===== DATA TO PROCESS

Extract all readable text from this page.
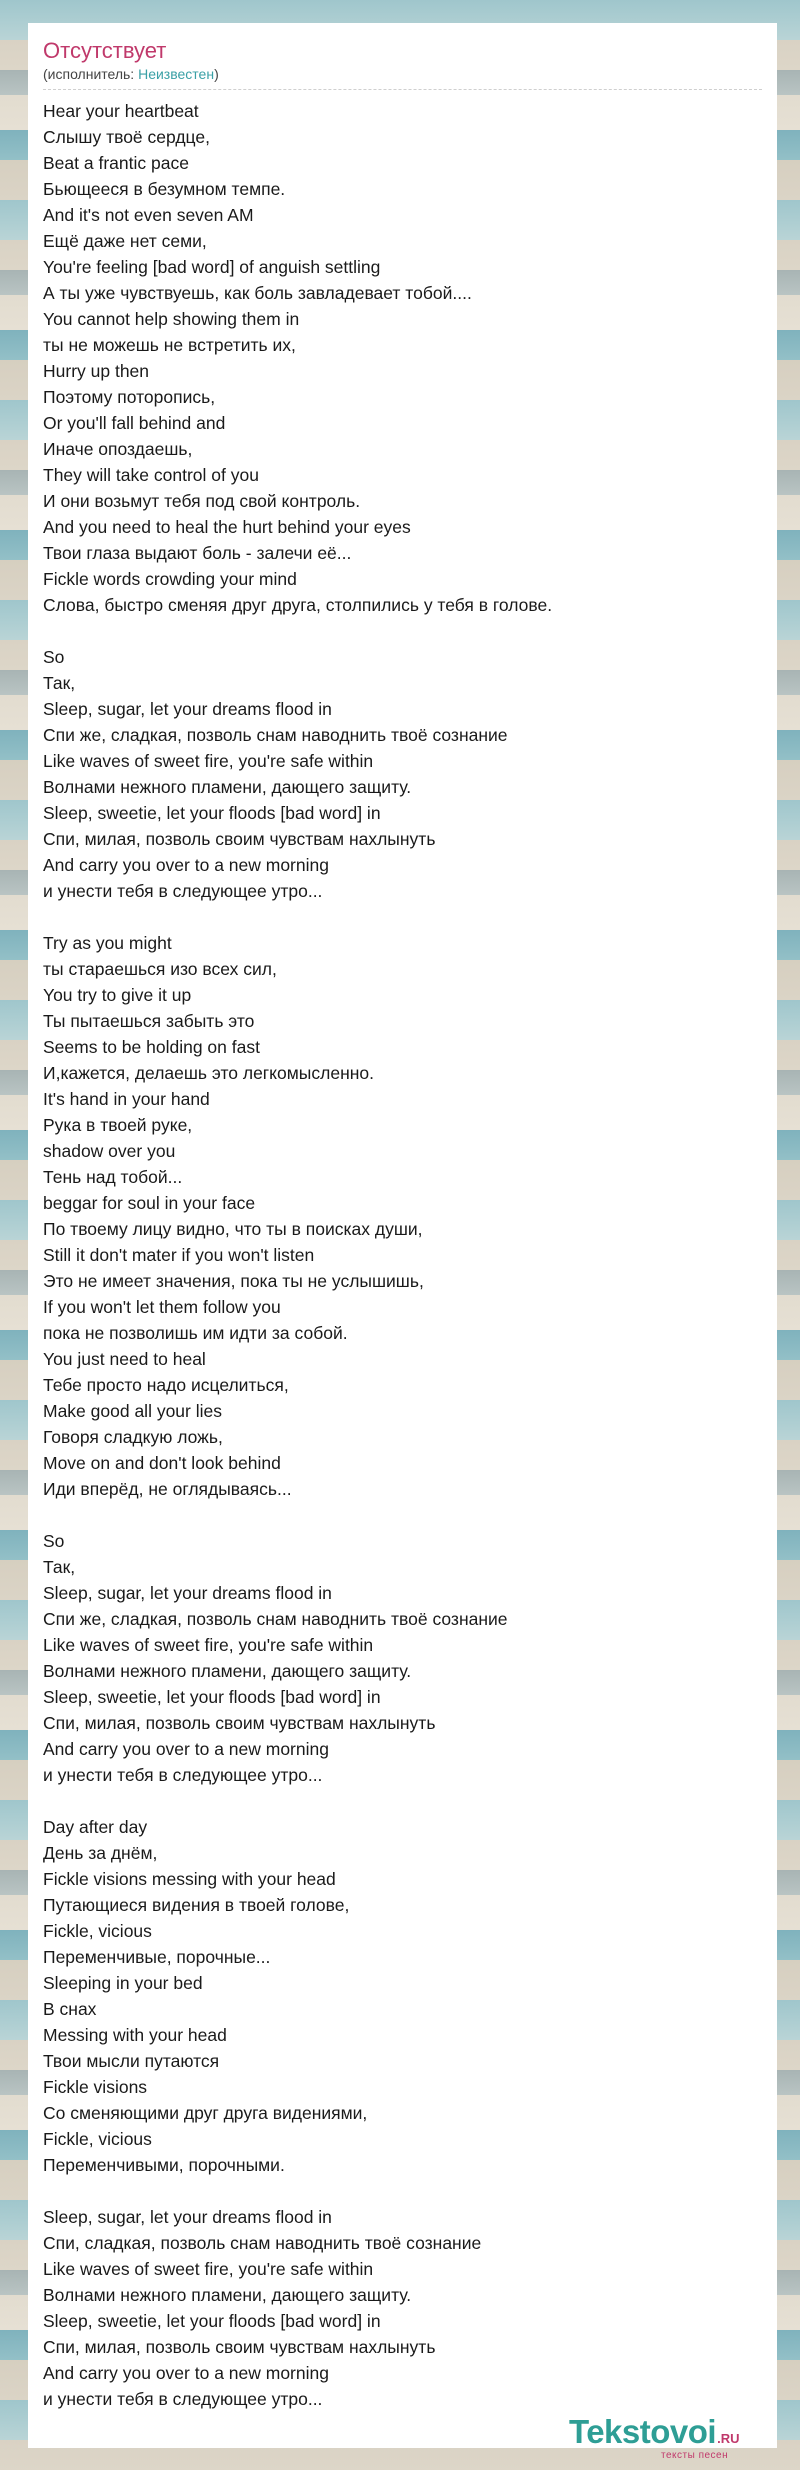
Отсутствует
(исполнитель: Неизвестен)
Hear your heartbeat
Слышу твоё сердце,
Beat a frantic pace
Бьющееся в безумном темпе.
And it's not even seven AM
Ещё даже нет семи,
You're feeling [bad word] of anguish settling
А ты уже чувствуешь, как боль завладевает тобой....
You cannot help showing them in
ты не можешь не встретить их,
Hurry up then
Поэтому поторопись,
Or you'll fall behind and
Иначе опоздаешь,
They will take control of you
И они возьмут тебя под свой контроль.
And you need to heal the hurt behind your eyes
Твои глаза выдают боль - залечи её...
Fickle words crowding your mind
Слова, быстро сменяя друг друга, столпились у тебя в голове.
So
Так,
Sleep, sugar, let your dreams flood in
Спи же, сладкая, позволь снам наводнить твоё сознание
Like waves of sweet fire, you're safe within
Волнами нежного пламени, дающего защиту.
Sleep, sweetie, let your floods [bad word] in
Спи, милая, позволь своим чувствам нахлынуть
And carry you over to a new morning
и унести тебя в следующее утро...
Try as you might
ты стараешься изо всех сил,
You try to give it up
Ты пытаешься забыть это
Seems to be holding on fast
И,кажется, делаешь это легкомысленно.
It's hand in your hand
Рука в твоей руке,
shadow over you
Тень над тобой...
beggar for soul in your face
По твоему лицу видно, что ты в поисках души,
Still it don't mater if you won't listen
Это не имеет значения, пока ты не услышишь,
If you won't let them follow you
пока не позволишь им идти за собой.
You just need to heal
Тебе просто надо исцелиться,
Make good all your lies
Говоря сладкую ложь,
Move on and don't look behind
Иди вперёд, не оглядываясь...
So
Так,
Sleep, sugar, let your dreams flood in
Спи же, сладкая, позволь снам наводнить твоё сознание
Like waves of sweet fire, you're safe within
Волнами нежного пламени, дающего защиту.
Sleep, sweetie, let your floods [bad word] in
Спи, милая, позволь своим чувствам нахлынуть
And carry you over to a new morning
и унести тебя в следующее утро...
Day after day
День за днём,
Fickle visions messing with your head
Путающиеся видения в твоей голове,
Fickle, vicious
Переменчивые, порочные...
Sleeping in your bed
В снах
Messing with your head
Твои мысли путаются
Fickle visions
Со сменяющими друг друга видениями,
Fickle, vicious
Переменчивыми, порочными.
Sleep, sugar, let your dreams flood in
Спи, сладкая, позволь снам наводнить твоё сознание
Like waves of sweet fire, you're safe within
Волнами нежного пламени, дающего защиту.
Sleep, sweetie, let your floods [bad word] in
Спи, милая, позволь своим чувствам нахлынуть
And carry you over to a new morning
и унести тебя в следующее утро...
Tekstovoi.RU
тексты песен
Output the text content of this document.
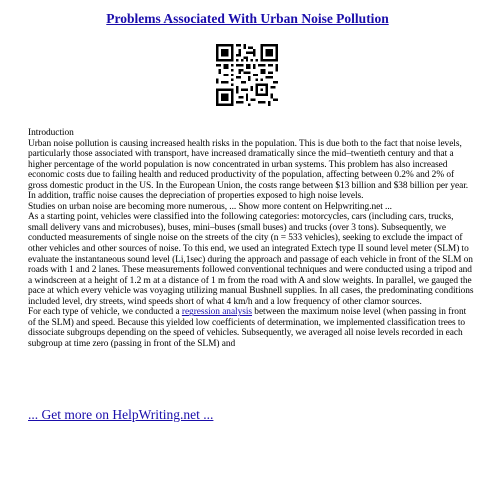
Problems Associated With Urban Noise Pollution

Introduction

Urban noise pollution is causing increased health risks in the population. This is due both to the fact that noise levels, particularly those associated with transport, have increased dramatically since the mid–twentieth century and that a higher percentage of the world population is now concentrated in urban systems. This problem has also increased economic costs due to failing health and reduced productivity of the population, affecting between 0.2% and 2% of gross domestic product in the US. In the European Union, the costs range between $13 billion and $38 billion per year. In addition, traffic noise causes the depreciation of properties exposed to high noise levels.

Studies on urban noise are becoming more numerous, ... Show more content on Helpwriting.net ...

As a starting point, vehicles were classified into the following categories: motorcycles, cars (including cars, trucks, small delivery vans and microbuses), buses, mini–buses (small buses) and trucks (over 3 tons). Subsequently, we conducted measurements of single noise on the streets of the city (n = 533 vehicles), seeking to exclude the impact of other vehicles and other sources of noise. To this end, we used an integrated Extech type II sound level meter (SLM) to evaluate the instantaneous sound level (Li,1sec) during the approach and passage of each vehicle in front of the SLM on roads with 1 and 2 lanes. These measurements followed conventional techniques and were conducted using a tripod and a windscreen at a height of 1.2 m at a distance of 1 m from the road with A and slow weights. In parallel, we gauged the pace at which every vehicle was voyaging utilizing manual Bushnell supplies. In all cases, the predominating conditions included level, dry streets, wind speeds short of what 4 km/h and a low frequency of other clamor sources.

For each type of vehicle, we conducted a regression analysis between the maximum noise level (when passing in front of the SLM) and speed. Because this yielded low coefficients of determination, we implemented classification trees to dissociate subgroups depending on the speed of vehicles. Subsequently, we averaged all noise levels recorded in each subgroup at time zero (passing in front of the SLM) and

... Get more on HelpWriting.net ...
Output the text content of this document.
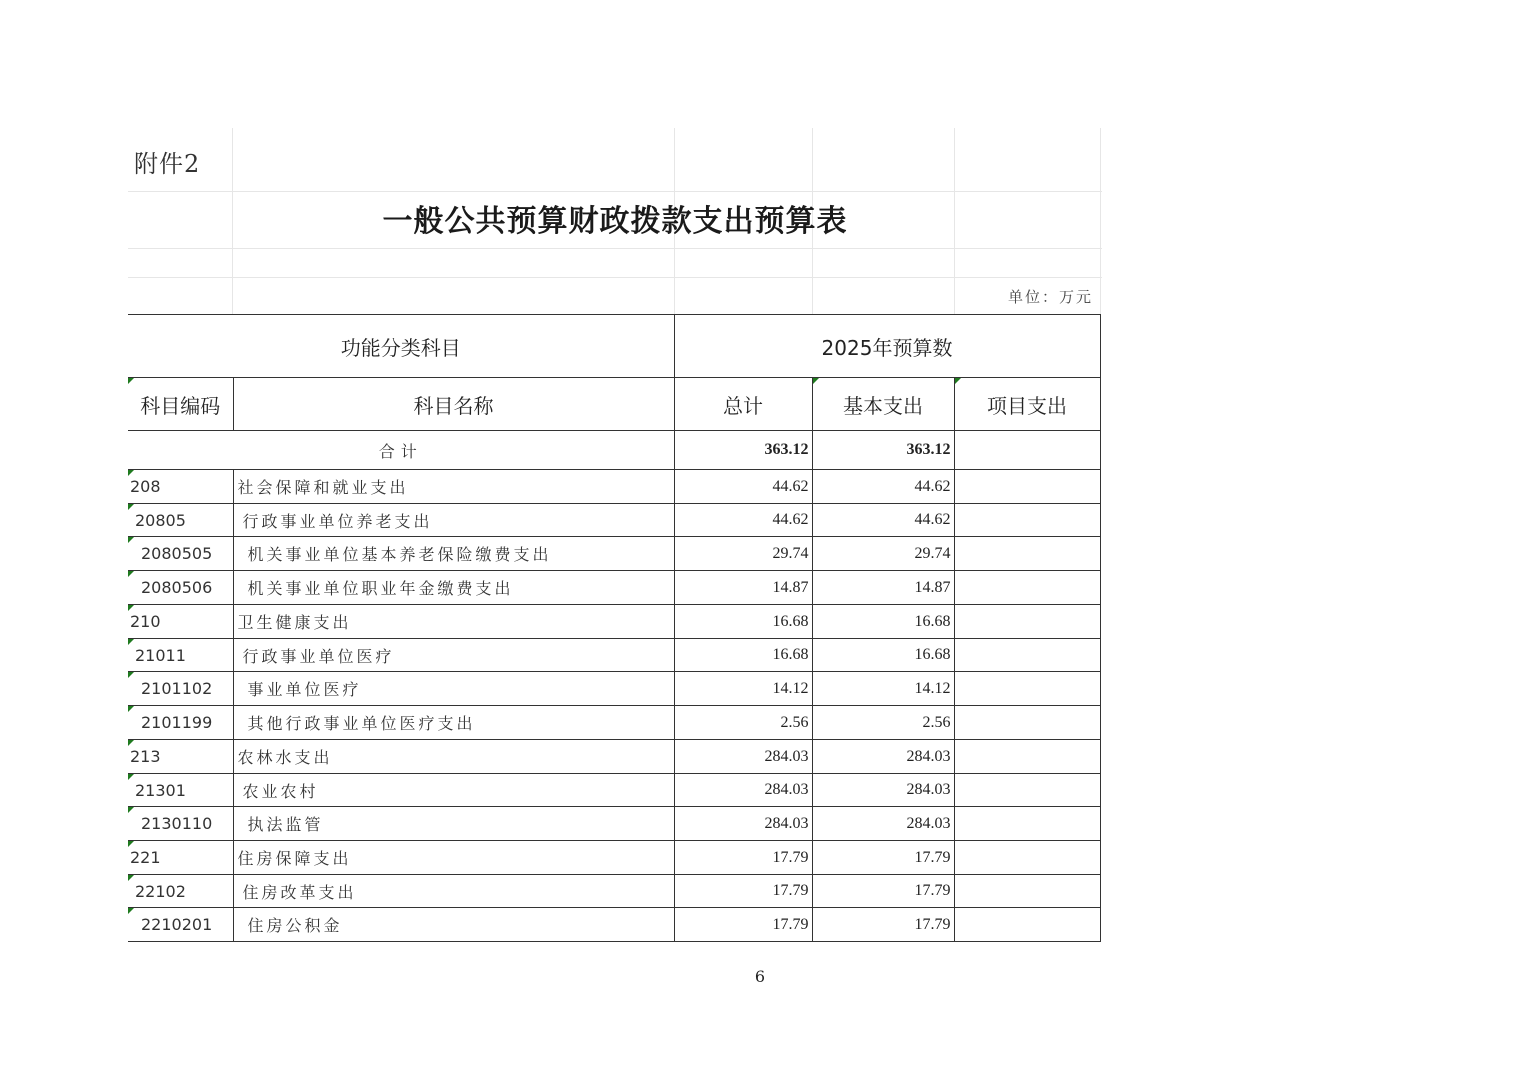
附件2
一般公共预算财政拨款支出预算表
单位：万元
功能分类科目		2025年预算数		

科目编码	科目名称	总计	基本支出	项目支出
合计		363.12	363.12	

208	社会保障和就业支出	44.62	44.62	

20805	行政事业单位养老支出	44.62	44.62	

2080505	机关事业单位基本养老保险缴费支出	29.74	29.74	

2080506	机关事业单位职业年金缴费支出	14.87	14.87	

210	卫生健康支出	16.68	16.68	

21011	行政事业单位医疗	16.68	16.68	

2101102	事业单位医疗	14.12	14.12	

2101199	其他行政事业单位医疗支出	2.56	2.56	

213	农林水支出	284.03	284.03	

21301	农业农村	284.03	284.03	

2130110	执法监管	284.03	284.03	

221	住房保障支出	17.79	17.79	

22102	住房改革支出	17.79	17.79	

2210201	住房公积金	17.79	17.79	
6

==========

=== WORK REQUIRED ===
The material above must be printed exactly, with its pictures left out.

=== SOLUTION FOR THIS TASK ===
Extract all readable text from this page.
Отсутствует
(исполнитель: Неизвестен)
Hear your heartbeat
Слышу твоё сердце,
Beat a frantic pace
Бьющееся в безумном темпе.
And it's not even seven AM
Ещё даже нет семи,
You're feeling [bad word] of anguish settling
А ты уже чувствуешь, как боль завладевает тобой....
You cannot help showing them in
ты не можешь не встретить их,
Hurry up then
Поэтому поторопись,
Or you'll fall behind and
Иначе опоздаешь,
They will take control of you
И они возьмут тебя под свой контроль.
And you need to heal the hurt behind your eyes
Твои глаза выдают боль - залечи её...
Fickle words crowding your mind
Слова, быстро сменяя друг друга, столпились у тебя в голове.
So
Так,
Sleep, sugar, let your dreams flood in
Спи же, сладкая, позволь снам наводнить твоё сознание
Like waves of sweet fire, you're safe within
Волнами нежного пламени, дающего защиту.
Sleep, sweetie, let your floods [bad word] in
Спи, милая, позволь своим чувствам нахлынуть
And carry you over to a new morning
и унести тебя в следующее утро...
Try as you might
ты стараешься изо всех сил,
You try to give it up
Ты пытаешься забыть это
Seems to be holding on fast
И,кажется, делаешь это легкомысленно.
It's hand in your hand
Рука в твоей руке,
shadow over you
Тень над тобой...
beggar for soul in your face
По твоему лицу видно, что ты в поисках души,
Still it don't mater if you won't listen
Это не имеет значения, пока ты не услышишь,
If you won't let them follow you
пока не позволишь им идти за собой.
You just need to heal
Тебе просто надо исцелиться,
Make good all your lies
Говоря сладкую ложь,
Move on and don't look behind
Иди вперёд, не оглядываясь...
So
Так,
Sleep, sugar, let your dreams flood in
Спи же, сладкая, позволь снам наводнить твоё сознание
Like waves of sweet fire, you're safe within
Волнами нежного пламени, дающего защиту.
Sleep, sweetie, let your floods [bad word] in
Спи, милая, позволь своим чувствам нахлынуть
And carry you over to a new morning
и унести тебя в следующее утро...
Day after day
День за днём,
Fickle visions messing with your head
Путающиеся видения в твоей голове,
Fickle, vicious
Переменчивые, порочные...
Sleeping in your bed
В снах
Messing with your head
Твои мысли путаются
Fickle visions
Со сменяющими друг друга видениями,
Fickle, vicious
Переменчивыми, порочными.
Sleep, sugar, let your dreams flood in
Спи, сладкая, позволь снам наводнить твоё сознание
Like waves of sweet fire, you're safe within
Волнами нежного пламени, дающего защиту.
Sleep, sweetie, let your floods [bad word] in
Спи, милая, позволь своим чувствам нахлынуть
And carry you over to a new morning
и унести тебя в следующее утро...
Tekstovoi.RU
тексты песен
Output the text content of this document.
Problems Associated With Urban Noise Pollution

Introduction

Urban noise pollution is causing increased health risks in the population. This is due both to the fact that noise levels, particularly those associated with transport, have increased dramatically since the mid–twentieth century and that a higher percentage of the world population is now concentrated in urban systems. This problem has also increased economic costs due to failing health and reduced productivity of the population, affecting between 0.2% and 2% of gross domestic product in the US. In the European Union, the costs range between $13 billion and $38 billion per year. In addition, traffic noise causes the depreciation of properties exposed to high noise levels.

Studies on urban noise are becoming more numerous, ... Show more content on Helpwriting.net ...

As a starting point, vehicles were classified into the following categories: motorcycles, cars (including cars, trucks, small delivery vans and microbuses), buses, mini–buses (small buses) and trucks (over 3 tons). Subsequently, we conducted measurements of single noise on the streets of the city (n = 533 vehicles), seeking to exclude the impact of other vehicles and other sources of noise. To this end, we used an integrated Extech type II sound level meter (SLM) to evaluate the instantaneous sound level (Li,1sec) during the approach and passage of each vehicle in front of the SLM on roads with 1 and 2 lanes. These measurements followed conventional techniques and were conducted using a tripod and a windscreen at a height of 1.2 m at a distance of 1 m from the road with A and slow weights. In parallel, we gauged the pace at which every vehicle was voyaging utilizing manual Bushnell supplies. In all cases, the predominating conditions included level, dry streets, wind speeds short of what 4 km/h and a low frequency of other clamor sources.

For each type of vehicle, we conducted a regression analysis between the maximum noise level (when passing in front of the SLM) and speed. Because this yielded low coefficients of determination, we implemented classification trees to dissociate subgroups depending on the speed of vehicles. Subsequently, we averaged all noise levels recorded in each subgroup at time zero (passing in front of the SLM) and

... Get more on HelpWriting.net ...
Output the text content of this document.
附件2
一般公共预算财政拨款支出预算表
单位：万元
功能分类科目		2025年预算数		

科目编码	科目名称	总计	基本支出	项目支出
合计		363.12	363.12	

208	社会保障和就业支出	44.62	44.62	

20805	行政事业单位养老支出	44.62	44.62	

2080505	机关事业单位基本养老保险缴费支出	29.74	29.74	

2080506	机关事业单位职业年金缴费支出	14.87	14.87	

210	卫生健康支出	16.68	16.68	

21011	行政事业单位医疗	16.68	16.68	

2101102	事业单位医疗	14.12	14.12	

2101199	其他行政事业单位医疗支出	2.56	2.56	

213	农林水支出	284.03	284.03	

21301	农业农村	284.03	284.03	

2130110	执法监管	284.03	284.03	

221	住房保障支出	17.79	17.79	

22102	住房改革支出	17.79	17.79	

2210201	住房公积金	17.79	17.79	
6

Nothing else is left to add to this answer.